OBJECTIVE:
Count lines holding the string "takes" in the data that follows. Reply with one number only.

MATERIAL FOR THIS EXERCISE:
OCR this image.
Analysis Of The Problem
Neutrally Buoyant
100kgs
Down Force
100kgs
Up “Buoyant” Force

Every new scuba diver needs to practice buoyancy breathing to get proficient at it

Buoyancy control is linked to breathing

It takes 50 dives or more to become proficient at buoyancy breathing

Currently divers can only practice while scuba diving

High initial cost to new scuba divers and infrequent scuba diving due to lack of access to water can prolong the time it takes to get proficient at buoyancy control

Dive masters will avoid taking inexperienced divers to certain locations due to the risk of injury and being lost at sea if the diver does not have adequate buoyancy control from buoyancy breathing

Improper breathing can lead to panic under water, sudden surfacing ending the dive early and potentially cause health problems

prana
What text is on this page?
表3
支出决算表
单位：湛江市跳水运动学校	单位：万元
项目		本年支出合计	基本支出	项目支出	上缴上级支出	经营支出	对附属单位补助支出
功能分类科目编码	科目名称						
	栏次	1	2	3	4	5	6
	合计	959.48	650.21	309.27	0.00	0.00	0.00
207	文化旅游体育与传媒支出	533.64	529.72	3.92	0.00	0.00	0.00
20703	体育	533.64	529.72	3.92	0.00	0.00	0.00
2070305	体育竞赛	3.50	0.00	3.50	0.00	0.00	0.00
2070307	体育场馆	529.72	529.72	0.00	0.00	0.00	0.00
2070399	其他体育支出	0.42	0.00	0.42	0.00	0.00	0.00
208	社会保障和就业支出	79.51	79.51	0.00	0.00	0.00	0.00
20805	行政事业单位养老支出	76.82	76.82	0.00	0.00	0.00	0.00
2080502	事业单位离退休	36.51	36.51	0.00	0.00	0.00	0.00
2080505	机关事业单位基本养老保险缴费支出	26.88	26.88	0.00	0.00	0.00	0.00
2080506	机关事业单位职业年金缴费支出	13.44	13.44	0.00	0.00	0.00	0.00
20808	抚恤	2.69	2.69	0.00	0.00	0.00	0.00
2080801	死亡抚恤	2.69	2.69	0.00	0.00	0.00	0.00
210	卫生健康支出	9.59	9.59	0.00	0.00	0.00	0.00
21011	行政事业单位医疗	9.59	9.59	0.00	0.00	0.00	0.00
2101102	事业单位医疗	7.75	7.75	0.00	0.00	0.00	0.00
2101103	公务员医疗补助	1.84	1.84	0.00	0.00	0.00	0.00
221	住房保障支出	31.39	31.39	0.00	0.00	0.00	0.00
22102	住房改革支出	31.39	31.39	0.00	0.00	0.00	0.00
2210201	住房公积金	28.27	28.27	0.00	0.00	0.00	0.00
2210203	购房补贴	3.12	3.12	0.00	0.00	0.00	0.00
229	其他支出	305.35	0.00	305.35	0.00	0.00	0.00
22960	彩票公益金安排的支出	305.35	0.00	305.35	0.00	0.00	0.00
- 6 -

THE ANSWER:
2